— start —
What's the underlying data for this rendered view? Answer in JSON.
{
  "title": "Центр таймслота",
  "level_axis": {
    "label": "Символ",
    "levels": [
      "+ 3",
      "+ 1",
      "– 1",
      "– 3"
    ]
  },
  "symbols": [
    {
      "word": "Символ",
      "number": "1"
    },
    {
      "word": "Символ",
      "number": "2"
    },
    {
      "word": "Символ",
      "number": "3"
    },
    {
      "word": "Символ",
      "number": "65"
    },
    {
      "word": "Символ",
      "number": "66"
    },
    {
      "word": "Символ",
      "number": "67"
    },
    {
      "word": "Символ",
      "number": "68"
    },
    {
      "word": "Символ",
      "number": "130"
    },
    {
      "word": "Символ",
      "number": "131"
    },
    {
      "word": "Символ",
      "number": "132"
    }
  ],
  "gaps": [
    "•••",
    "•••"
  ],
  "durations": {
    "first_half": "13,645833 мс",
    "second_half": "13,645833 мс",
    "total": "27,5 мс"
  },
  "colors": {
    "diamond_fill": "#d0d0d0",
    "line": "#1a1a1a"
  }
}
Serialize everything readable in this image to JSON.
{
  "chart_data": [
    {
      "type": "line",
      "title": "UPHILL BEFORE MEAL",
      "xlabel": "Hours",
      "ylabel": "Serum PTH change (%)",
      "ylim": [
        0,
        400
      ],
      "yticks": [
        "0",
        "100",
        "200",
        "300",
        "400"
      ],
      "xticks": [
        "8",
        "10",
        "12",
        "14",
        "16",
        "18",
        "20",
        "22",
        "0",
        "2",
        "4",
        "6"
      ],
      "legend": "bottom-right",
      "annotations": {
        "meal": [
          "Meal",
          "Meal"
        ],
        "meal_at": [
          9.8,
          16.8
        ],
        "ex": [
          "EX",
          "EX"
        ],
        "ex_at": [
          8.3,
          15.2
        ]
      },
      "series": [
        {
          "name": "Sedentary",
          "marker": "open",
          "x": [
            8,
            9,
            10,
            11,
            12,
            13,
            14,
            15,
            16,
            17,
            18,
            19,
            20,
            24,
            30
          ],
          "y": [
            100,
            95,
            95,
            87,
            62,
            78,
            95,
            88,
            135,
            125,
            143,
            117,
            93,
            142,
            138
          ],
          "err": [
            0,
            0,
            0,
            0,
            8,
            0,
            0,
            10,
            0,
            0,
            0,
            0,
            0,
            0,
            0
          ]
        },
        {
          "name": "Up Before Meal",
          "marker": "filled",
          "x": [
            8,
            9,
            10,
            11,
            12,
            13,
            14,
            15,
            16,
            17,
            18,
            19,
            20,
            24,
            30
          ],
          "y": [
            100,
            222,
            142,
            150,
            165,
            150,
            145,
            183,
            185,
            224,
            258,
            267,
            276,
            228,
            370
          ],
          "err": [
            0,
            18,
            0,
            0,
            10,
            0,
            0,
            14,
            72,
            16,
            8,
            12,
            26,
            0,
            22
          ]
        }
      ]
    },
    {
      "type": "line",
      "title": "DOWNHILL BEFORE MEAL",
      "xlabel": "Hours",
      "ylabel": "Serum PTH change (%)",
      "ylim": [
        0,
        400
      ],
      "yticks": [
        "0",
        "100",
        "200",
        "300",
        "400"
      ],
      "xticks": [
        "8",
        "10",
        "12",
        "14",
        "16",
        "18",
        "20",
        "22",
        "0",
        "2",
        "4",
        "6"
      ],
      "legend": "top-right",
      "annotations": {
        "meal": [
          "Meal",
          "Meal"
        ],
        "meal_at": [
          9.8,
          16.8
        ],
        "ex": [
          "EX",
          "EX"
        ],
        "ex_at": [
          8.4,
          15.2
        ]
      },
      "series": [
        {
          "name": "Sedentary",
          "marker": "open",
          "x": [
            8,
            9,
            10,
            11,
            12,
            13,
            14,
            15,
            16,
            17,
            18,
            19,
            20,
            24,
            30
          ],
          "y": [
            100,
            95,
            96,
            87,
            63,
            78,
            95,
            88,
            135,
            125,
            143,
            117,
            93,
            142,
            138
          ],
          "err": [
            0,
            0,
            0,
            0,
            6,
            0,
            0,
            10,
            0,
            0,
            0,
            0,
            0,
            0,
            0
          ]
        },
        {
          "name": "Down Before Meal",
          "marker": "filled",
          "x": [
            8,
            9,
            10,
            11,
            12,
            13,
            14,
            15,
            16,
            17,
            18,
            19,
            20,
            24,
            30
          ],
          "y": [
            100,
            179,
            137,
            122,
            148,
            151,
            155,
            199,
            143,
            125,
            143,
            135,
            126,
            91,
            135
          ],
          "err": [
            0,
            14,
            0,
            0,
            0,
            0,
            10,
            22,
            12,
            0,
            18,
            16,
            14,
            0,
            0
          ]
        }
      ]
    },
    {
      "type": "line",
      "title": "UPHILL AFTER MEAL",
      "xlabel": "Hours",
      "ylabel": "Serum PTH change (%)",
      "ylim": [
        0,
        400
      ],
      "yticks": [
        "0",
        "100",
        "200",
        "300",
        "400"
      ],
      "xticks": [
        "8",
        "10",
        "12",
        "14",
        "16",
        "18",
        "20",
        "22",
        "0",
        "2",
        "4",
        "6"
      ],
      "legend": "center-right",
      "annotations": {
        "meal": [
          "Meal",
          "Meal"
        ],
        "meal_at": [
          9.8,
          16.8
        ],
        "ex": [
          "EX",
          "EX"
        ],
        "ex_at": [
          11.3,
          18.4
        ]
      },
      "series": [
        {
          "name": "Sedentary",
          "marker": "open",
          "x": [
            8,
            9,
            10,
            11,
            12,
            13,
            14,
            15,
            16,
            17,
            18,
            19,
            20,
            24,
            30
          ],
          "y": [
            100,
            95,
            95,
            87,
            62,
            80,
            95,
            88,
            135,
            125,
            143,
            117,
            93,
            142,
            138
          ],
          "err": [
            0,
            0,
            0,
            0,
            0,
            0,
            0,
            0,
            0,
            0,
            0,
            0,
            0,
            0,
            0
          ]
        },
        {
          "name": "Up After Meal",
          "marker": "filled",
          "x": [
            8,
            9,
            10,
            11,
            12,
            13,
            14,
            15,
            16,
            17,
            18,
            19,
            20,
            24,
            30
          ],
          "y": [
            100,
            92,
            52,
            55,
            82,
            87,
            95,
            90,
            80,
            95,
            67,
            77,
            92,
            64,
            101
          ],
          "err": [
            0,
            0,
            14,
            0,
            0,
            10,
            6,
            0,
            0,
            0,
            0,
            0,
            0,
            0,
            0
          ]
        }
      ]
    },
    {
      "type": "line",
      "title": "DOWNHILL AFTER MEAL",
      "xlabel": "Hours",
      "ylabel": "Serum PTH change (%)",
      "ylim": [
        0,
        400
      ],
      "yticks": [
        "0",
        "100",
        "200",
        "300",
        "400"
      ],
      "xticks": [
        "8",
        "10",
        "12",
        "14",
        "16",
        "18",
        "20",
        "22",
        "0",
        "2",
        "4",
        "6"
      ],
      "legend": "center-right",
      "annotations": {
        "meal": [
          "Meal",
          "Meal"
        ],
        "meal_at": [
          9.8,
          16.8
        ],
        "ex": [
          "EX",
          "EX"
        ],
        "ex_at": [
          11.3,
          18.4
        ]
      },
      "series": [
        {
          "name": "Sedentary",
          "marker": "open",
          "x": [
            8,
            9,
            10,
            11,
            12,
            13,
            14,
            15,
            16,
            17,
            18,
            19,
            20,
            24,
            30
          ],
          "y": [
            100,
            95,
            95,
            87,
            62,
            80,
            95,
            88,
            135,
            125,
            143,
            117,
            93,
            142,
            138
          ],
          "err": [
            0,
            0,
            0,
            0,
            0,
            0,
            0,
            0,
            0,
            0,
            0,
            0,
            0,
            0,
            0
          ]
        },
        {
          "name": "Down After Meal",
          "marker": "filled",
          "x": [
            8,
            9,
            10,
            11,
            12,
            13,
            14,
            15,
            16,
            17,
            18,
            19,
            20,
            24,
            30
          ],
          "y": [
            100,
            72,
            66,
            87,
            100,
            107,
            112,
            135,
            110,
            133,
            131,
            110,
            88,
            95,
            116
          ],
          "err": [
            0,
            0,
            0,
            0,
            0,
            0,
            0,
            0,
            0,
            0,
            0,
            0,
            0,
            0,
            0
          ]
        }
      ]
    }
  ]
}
— end —
What the task asks
Copy each line above containing the string "DOWNHILL".

Answer to the problem
      "title": "DOWNHILL BEFORE MEAL",
      "title": "DOWNHILL AFTER MEAL",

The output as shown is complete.